Exclude the pictures, then copy all remaining records exactly.

## Available records
━━━━━━━━━━━━━━━━━━━━━━━━━━━━━━

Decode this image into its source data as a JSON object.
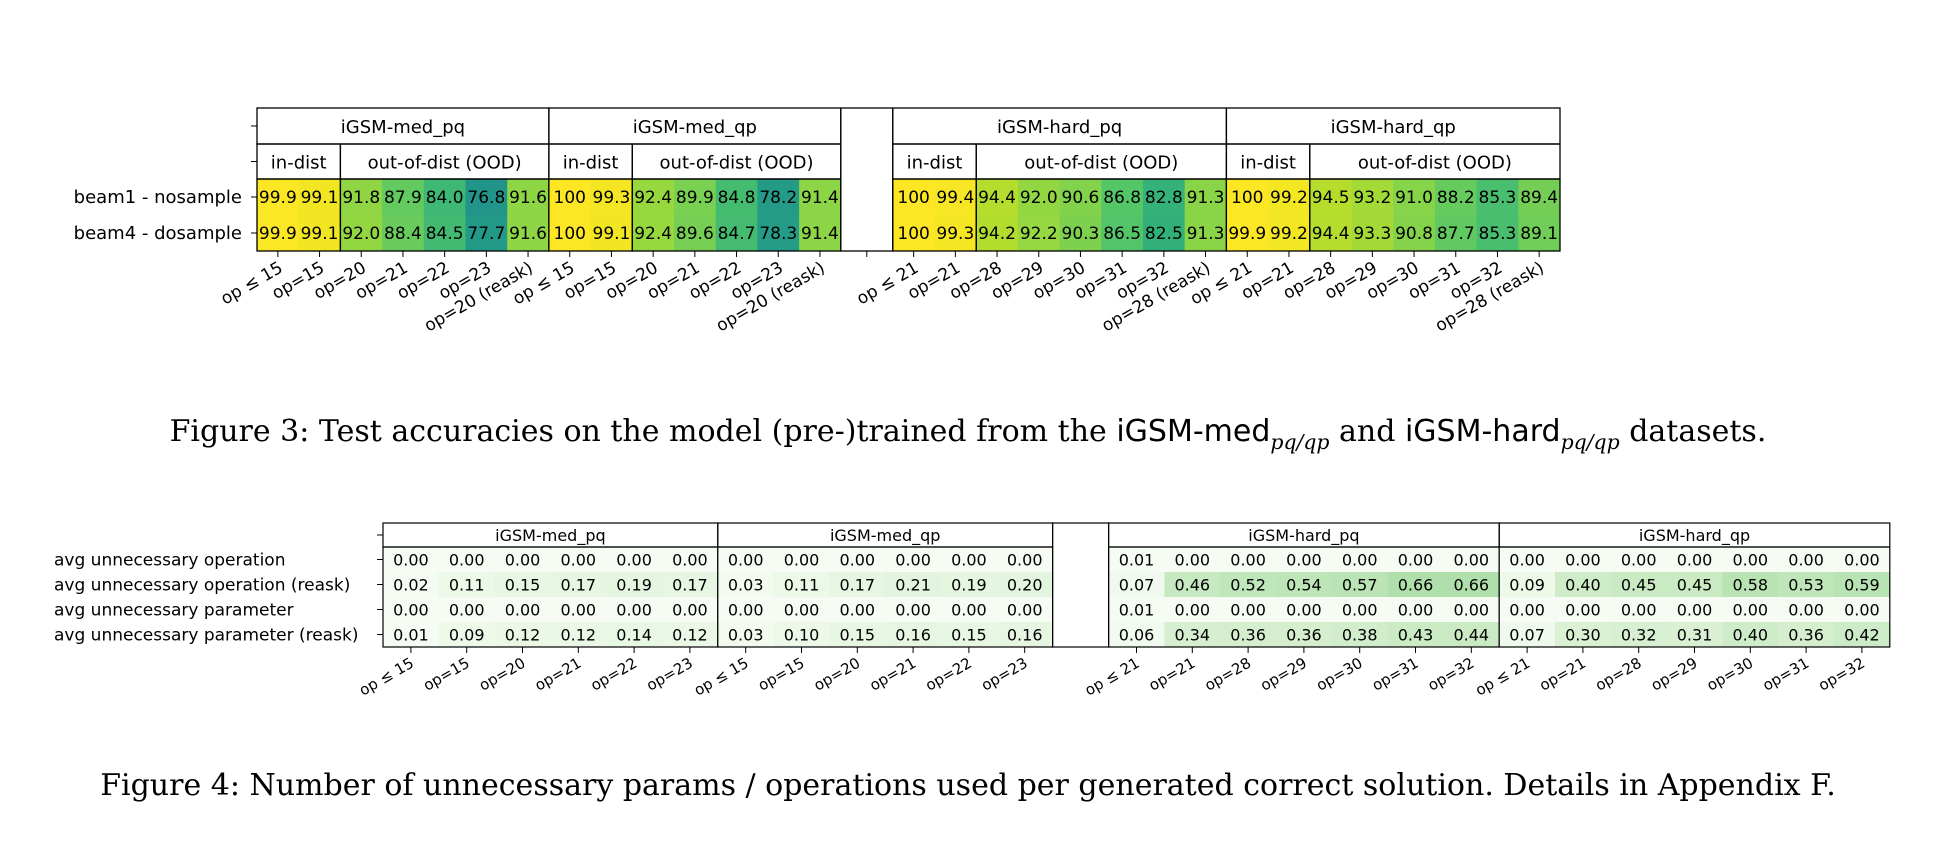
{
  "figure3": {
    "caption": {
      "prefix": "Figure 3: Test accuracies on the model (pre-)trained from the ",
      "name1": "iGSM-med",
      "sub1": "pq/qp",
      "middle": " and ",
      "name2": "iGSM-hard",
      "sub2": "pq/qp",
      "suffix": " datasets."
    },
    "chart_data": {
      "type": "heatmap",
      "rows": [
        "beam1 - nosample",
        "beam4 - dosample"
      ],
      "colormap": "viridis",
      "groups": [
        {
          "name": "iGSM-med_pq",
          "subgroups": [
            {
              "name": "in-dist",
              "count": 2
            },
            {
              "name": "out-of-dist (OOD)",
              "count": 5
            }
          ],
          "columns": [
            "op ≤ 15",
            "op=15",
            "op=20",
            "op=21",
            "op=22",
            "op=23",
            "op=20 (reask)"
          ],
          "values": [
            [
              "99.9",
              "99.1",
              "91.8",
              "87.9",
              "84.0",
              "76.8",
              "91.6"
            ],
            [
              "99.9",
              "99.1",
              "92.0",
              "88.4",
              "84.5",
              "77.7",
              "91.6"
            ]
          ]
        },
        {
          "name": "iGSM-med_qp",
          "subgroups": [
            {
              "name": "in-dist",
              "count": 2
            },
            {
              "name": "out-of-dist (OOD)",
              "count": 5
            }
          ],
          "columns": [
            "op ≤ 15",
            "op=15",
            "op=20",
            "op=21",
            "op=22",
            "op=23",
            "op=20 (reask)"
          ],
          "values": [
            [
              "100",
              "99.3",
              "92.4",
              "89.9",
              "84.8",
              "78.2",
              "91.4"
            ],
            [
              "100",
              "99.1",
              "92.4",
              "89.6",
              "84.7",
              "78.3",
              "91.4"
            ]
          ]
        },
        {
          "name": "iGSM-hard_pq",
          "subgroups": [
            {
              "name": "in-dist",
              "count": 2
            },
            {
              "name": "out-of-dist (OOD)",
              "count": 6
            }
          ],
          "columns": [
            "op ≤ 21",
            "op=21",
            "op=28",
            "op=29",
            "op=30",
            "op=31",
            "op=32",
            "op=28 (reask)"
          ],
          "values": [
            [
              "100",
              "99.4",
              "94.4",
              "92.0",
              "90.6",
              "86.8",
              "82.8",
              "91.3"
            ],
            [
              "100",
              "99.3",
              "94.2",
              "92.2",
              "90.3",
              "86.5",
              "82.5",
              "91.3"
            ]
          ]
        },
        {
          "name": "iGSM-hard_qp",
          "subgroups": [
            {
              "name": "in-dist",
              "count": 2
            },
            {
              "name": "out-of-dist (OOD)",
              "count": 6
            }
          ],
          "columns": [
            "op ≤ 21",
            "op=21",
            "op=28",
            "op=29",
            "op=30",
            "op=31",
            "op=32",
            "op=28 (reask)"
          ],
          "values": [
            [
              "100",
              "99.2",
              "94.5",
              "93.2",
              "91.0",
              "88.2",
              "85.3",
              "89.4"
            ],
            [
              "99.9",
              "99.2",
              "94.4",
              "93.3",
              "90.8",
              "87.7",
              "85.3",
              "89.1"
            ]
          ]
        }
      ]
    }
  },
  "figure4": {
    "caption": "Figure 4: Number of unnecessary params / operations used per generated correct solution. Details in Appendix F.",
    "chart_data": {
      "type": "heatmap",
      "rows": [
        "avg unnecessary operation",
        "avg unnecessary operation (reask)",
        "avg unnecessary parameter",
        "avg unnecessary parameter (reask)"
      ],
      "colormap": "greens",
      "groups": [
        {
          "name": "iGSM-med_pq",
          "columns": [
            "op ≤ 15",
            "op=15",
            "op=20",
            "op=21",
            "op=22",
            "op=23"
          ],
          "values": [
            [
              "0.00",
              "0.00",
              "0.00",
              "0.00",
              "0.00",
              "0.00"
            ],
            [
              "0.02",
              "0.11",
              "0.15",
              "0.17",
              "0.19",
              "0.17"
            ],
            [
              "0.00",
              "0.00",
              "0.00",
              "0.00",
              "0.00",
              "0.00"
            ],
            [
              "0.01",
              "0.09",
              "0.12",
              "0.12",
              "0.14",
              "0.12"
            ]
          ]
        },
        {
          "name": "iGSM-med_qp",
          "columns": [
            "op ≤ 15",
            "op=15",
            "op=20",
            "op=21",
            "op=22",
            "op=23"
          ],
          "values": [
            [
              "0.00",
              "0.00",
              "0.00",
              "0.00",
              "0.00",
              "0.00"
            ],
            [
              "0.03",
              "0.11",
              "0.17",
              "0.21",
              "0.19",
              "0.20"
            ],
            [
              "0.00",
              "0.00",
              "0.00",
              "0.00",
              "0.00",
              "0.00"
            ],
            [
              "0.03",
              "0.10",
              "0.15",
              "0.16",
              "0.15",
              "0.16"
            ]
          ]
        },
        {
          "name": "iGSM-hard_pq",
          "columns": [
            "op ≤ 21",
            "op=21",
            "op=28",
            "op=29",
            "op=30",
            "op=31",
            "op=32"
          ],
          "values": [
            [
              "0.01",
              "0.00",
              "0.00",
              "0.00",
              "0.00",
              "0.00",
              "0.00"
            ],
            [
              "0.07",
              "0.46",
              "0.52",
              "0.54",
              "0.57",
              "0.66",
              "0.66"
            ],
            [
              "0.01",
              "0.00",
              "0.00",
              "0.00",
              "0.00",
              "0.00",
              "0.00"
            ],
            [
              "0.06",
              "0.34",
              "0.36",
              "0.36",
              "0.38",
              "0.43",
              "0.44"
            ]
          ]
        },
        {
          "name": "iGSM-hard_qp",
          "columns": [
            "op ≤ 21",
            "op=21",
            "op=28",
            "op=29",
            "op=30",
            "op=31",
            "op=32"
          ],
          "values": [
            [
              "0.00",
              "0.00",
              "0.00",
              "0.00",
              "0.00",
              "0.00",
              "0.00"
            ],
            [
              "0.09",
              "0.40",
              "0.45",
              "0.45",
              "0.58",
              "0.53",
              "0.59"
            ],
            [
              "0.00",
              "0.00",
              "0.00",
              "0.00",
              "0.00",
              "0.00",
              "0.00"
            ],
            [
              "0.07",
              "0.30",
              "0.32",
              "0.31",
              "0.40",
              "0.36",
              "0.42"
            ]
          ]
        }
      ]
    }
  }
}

━━━━━━━━━━━━━━━━━━━━━━━━━━━━━━

## Worked answer
Decode this image into its source data as a JSON object.
{
  "figure3": {
    "caption": {
      "prefix": "Figure 3: Test accuracies on the model (pre-)trained from the ",
      "name1": "iGSM-med",
      "sub1": "pq/qp",
      "middle": " and ",
      "name2": "iGSM-hard",
      "sub2": "pq/qp",
      "suffix": " datasets."
    },
    "chart_data": {
      "type": "heatmap",
      "rows": [
        "beam1 - nosample",
        "beam4 - dosample"
      ],
      "colormap": "viridis",
      "groups": [
        {
          "name": "iGSM-med_pq",
          "subgroups": [
            {
              "name": "in-dist",
              "count": 2
            },
            {
              "name": "out-of-dist (OOD)",
              "count": 5
            }
          ],
          "columns": [
            "op ≤ 15",
            "op=15",
            "op=20",
            "op=21",
            "op=22",
            "op=23",
            "op=20 (reask)"
          ],
          "values": [
            [
              "99.9",
              "99.1",
              "91.8",
              "87.9",
              "84.0",
              "76.8",
              "91.6"
            ],
            [
              "99.9",
              "99.1",
              "92.0",
              "88.4",
              "84.5",
              "77.7",
              "91.6"
            ]
          ]
        },
        {
          "name": "iGSM-med_qp",
          "subgroups": [
            {
              "name": "in-dist",
              "count": 2
            },
            {
              "name": "out-of-dist (OOD)",
              "count": 5
            }
          ],
          "columns": [
            "op ≤ 15",
            "op=15",
            "op=20",
            "op=21",
            "op=22",
            "op=23",
            "op=20 (reask)"
          ],
          "values": [
            [
              "100",
              "99.3",
              "92.4",
              "89.9",
              "84.8",
              "78.2",
              "91.4"
            ],
            [
              "100",
              "99.1",
              "92.4",
              "89.6",
              "84.7",
              "78.3",
              "91.4"
            ]
          ]
        },
        {
          "name": "iGSM-hard_pq",
          "subgroups": [
            {
              "name": "in-dist",
              "count": 2
            },
            {
              "name": "out-of-dist (OOD)",
              "count": 6
            }
          ],
          "columns": [
            "op ≤ 21",
            "op=21",
            "op=28",
            "op=29",
            "op=30",
            "op=31",
            "op=32",
            "op=28 (reask)"
          ],
          "values": [
            [
              "100",
              "99.4",
              "94.4",
              "92.0",
              "90.6",
              "86.8",
              "82.8",
              "91.3"
            ],
            [
              "100",
              "99.3",
              "94.2",
              "92.2",
              "90.3",
              "86.5",
              "82.5",
              "91.3"
            ]
          ]
        },
        {
          "name": "iGSM-hard_qp",
          "subgroups": [
            {
              "name": "in-dist",
              "count": 2
            },
            {
              "name": "out-of-dist (OOD)",
              "count": 6
            }
          ],
          "columns": [
            "op ≤ 21",
            "op=21",
            "op=28",
            "op=29",
            "op=30",
            "op=31",
            "op=32",
            "op=28 (reask)"
          ],
          "values": [
            [
              "100",
              "99.2",
              "94.5",
              "93.2",
              "91.0",
              "88.2",
              "85.3",
              "89.4"
            ],
            [
              "99.9",
              "99.2",
              "94.4",
              "93.3",
              "90.8",
              "87.7",
              "85.3",
              "89.1"
            ]
          ]
        }
      ]
    }
  },
  "figure4": {
    "caption": "Figure 4: Number of unnecessary params / operations used per generated correct solution. Details in Appendix F.",
    "chart_data": {
      "type": "heatmap",
      "rows": [
        "avg unnecessary operation",
        "avg unnecessary operation (reask)",
        "avg unnecessary parameter",
        "avg unnecessary parameter (reask)"
      ],
      "colormap": "greens",
      "groups": [
        {
          "name": "iGSM-med_pq",
          "columns": [
            "op ≤ 15",
            "op=15",
            "op=20",
            "op=21",
            "op=22",
            "op=23"
          ],
          "values": [
            [
              "0.00",
              "0.00",
              "0.00",
              "0.00",
              "0.00",
              "0.00"
            ],
            [
              "0.02",
              "0.11",
              "0.15",
              "0.17",
              "0.19",
              "0.17"
            ],
            [
              "0.00",
              "0.00",
              "0.00",
              "0.00",
              "0.00",
              "0.00"
            ],
            [
              "0.01",
              "0.09",
              "0.12",
              "0.12",
              "0.14",
              "0.12"
            ]
          ]
        },
        {
          "name": "iGSM-med_qp",
          "columns": [
            "op ≤ 15",
            "op=15",
            "op=20",
            "op=21",
            "op=22",
            "op=23"
          ],
          "values": [
            [
              "0.00",
              "0.00",
              "0.00",
              "0.00",
              "0.00",
              "0.00"
            ],
            [
              "0.03",
              "0.11",
              "0.17",
              "0.21",
              "0.19",
              "0.20"
            ],
            [
              "0.00",
              "0.00",
              "0.00",
              "0.00",
              "0.00",
              "0.00"
            ],
            [
              "0.03",
              "0.10",
              "0.15",
              "0.16",
              "0.15",
              "0.16"
            ]
          ]
        },
        {
          "name": "iGSM-hard_pq",
          "columns": [
            "op ≤ 21",
            "op=21",
            "op=28",
            "op=29",
            "op=30",
            "op=31",
            "op=32"
          ],
          "values": [
            [
              "0.01",
              "0.00",
              "0.00",
              "0.00",
              "0.00",
              "0.00",
              "0.00"
            ],
            [
              "0.07",
              "0.46",
              "0.52",
              "0.54",
              "0.57",
              "0.66",
              "0.66"
            ],
            [
              "0.01",
              "0.00",
              "0.00",
              "0.00",
              "0.00",
              "0.00",
              "0.00"
            ],
            [
              "0.06",
              "0.34",
              "0.36",
              "0.36",
              "0.38",
              "0.43",
              "0.44"
            ]
          ]
        },
        {
          "name": "iGSM-hard_qp",
          "columns": [
            "op ≤ 21",
            "op=21",
            "op=28",
            "op=29",
            "op=30",
            "op=31",
            "op=32"
          ],
          "values": [
            [
              "0.00",
              "0.00",
              "0.00",
              "0.00",
              "0.00",
              "0.00",
              "0.00"
            ],
            [
              "0.09",
              "0.40",
              "0.45",
              "0.45",
              "0.58",
              "0.53",
              "0.59"
            ],
            [
              "0.00",
              "0.00",
              "0.00",
              "0.00",
              "0.00",
              "0.00",
              "0.00"
            ],
            [
              "0.07",
              "0.30",
              "0.32",
              "0.31",
              "0.40",
              "0.36",
              "0.42"
            ]
          ]
        }
      ]
    }
  }
}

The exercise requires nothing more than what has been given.